* **Given task**
In the passage on nationalism below, condense the paragraph that opens "According to Anderson, the decline" into a short bulleted list that keeps its main facts.

* **Source passage**
The primary impetus for the emergence of nationalism, on which the two authors agree, is the change of order in society. While for Anderson the change in the temporal and spatial understanding of the world and the associated decline of religion and dynastic empires is fundamental, for Gellner, it was the change in labour division and the associated increase in mobility. In his later reflections, Gellner admits that the roots of nationalism can be found already during the Reformation and the Renaissance period. Form of nationalism is said to be anticipated by the use of local languages, the spread of literacy and direct contact of believers with the sacred world. Regular verbal contact, either with officials or with a deity, helps to formulate a shared national culture.[46] Both authors mention the intermediary through which the people keep the national consciousness - for Anderson it is a market, for Gellner state-run education – the role of those who put everything in motion is left behind. J. Breuilly points out that Anderson explains how new ideas develop and how they are supposed to be organized, but he does not explain why they should cause a response of the masses.[47] M. Hroch addresses the role of individual actors, and in the case of the Czech national movement he takes into account the view of nationalism from above and below and mentions the situation and approach of the patriots.[48]

4.2 The current stage of development of nationalism
According to Anderson, the decline of firmly rooted certainties (languages of ​​truth, organization around the centre, the concept of the present) began in first place in Western Europe and then spread to other places. Thanks to the spread of humanism and European expansion, the European world began to shrink. On the basis of newly discovered cultures, utopias were being created, models were no longer searched for only in the ancient world. The discoveries then led to a revolution in the field of languages.

* **Data shown**
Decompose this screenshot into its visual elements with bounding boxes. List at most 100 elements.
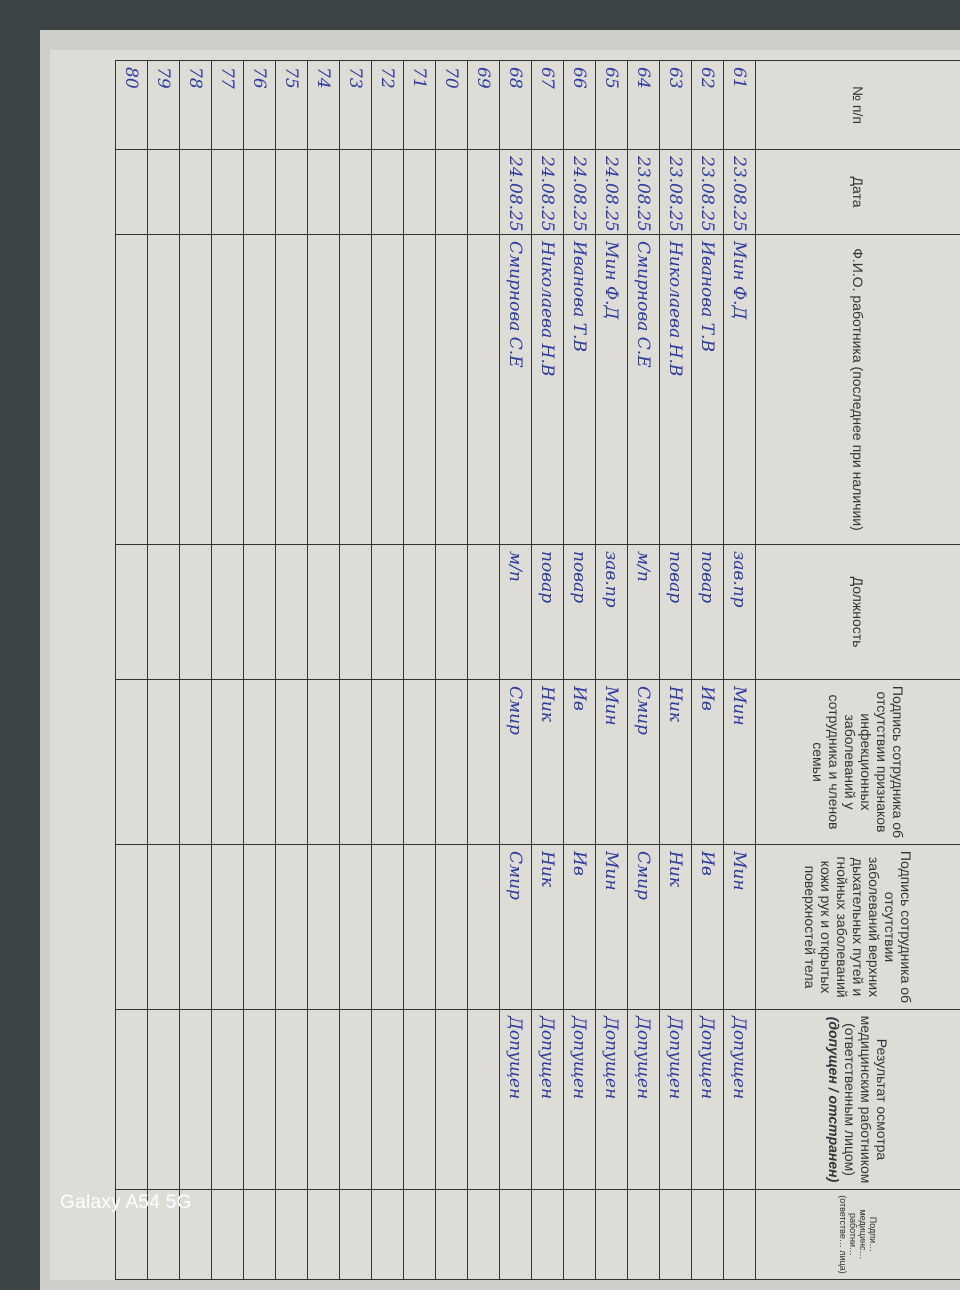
cell-name: Мин Ф.Д (723, 235, 755, 545)
header-signature-infection: Подпись сотрудника об отсутствии признак… (755, 680, 960, 845)
cell-medic-signature (563, 1190, 595, 1280)
cell-position (275, 545, 307, 680)
table-row: 66 24.08.25 Иванова Т.В повар Ив Ив Допущен (563, 60, 595, 1280)
table-row: 77 (211, 60, 243, 1280)
cell-name (115, 235, 147, 545)
cell-sig1 (179, 680, 211, 845)
cell-position: зав.пр (595, 545, 627, 680)
cell-num: 76 (243, 60, 275, 150)
cell-sig2 (275, 845, 307, 1010)
cell-sig2 (179, 845, 211, 1010)
table-row: 73 (339, 60, 371, 1280)
cell-date: 23.08.25 (627, 150, 659, 235)
cell-medic-signature (627, 1190, 659, 1280)
cell-sig2 (403, 845, 435, 1010)
header-date: Дата (755, 150, 960, 235)
cell-position (147, 545, 179, 680)
cell-sig1 (435, 680, 467, 845)
cell-medic-signature (307, 1190, 339, 1280)
cell-position (371, 545, 403, 680)
cell-sig1: Ник (659, 680, 691, 845)
cell-num: 61 (723, 60, 755, 150)
cell-result: Допущен (563, 1010, 595, 1190)
cell-result (243, 1010, 275, 1190)
cell-name (467, 235, 499, 545)
cell-sig2 (467, 845, 499, 1010)
cell-position: м/п (499, 545, 531, 680)
cell-medic-signature (595, 1190, 627, 1280)
cell-sig2 (211, 845, 243, 1010)
header-result: Результат осмотра медицинским работником… (755, 1010, 960, 1190)
cell-num: 78 (179, 60, 211, 150)
cell-name (243, 235, 275, 545)
cell-position (211, 545, 243, 680)
cell-position (435, 545, 467, 680)
cell-result: Допущен (499, 1010, 531, 1190)
cell-date (435, 150, 467, 235)
table-row: 78 (179, 60, 211, 1280)
cell-position (307, 545, 339, 680)
table-row: 69 (467, 60, 499, 1280)
cell-name: Иванова Т.В (563, 235, 595, 545)
cell-position (339, 545, 371, 680)
cell-result: Допущен (691, 1010, 723, 1190)
cell-name: Николаева Н.В (659, 235, 691, 545)
cell-sig2: Ник (531, 845, 563, 1010)
cell-sig1 (467, 680, 499, 845)
cell-num: 75 (275, 60, 307, 150)
cell-num: 62 (691, 60, 723, 150)
cell-medic-signature (659, 1190, 691, 1280)
cell-name: Николаева Н.В (531, 235, 563, 545)
cell-medic-signature (211, 1190, 243, 1280)
cell-sig1 (371, 680, 403, 845)
cell-date (339, 150, 371, 235)
cell-sig2 (115, 845, 147, 1010)
cell-sig2 (339, 845, 371, 1010)
cell-name (307, 235, 339, 545)
camera-watermark: Galaxy A54 5G (60, 1192, 192, 1213)
cell-sig1 (147, 680, 179, 845)
cell-position (403, 545, 435, 680)
cell-num: 70 (435, 60, 467, 150)
cell-sig1: Смир (499, 680, 531, 845)
cell-medic-signature (275, 1190, 307, 1280)
cell-position: повар (531, 545, 563, 680)
cell-result: Допущен (595, 1010, 627, 1190)
cell-sig1 (307, 680, 339, 845)
table-row: 79 (147, 60, 179, 1280)
cell-result (179, 1010, 211, 1190)
cell-date: 23.08.25 (659, 150, 691, 235)
cell-medic-signature (531, 1190, 563, 1280)
header-name: Ф.И.О. работника (последнее при наличии) (755, 235, 960, 545)
cell-result (211, 1010, 243, 1190)
cell-position: повар (691, 545, 723, 680)
cell-name (211, 235, 243, 545)
cell-sig2: Мин (723, 845, 755, 1010)
header-number: № п/п (755, 60, 960, 150)
cell-sig1: Ник (531, 680, 563, 845)
journal-sheet: № п/п Дата Ф.И.О. работника (последнее при… (50, 50, 960, 1280)
cell-name (403, 235, 435, 545)
cell-result: Допущен (723, 1010, 755, 1190)
cell-date (307, 150, 339, 235)
cell-result: Допущен (627, 1010, 659, 1190)
cell-date (211, 150, 243, 235)
cell-medic-signature (435, 1190, 467, 1280)
cell-sig2 (147, 845, 179, 1010)
cell-num: 69 (467, 60, 499, 150)
table-row: 72 (371, 60, 403, 1280)
cell-result (467, 1010, 499, 1190)
cell-name: Смирнова С.Е (499, 235, 531, 545)
table-row: 76 (243, 60, 275, 1280)
cell-sig1 (339, 680, 371, 845)
cell-position: зав.пр (723, 545, 755, 680)
cell-num: 63 (659, 60, 691, 150)
cell-num: 66 (563, 60, 595, 150)
cell-sig1 (211, 680, 243, 845)
result-header-note: (допущен / отстранен) (826, 1016, 842, 1183)
cell-sig2: Смир (499, 845, 531, 1010)
cell-sig2 (243, 845, 275, 1010)
cell-name: Иванова Т.В (691, 235, 723, 545)
cell-sig2: Смир (627, 845, 659, 1010)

* **Answer to this problem**
- Anderson holds that firmly rooted certainties (languages of truth, organization around a center, the concept of the present) declined first in Western Europe and then spread elsewhere.
- The spread of humanism and European expansion made the European world shrink.
- Newly discovered cultures gave rise to utopias, and models were no longer sought only in the ancient world.
- These discoveries led to a revolution in languages.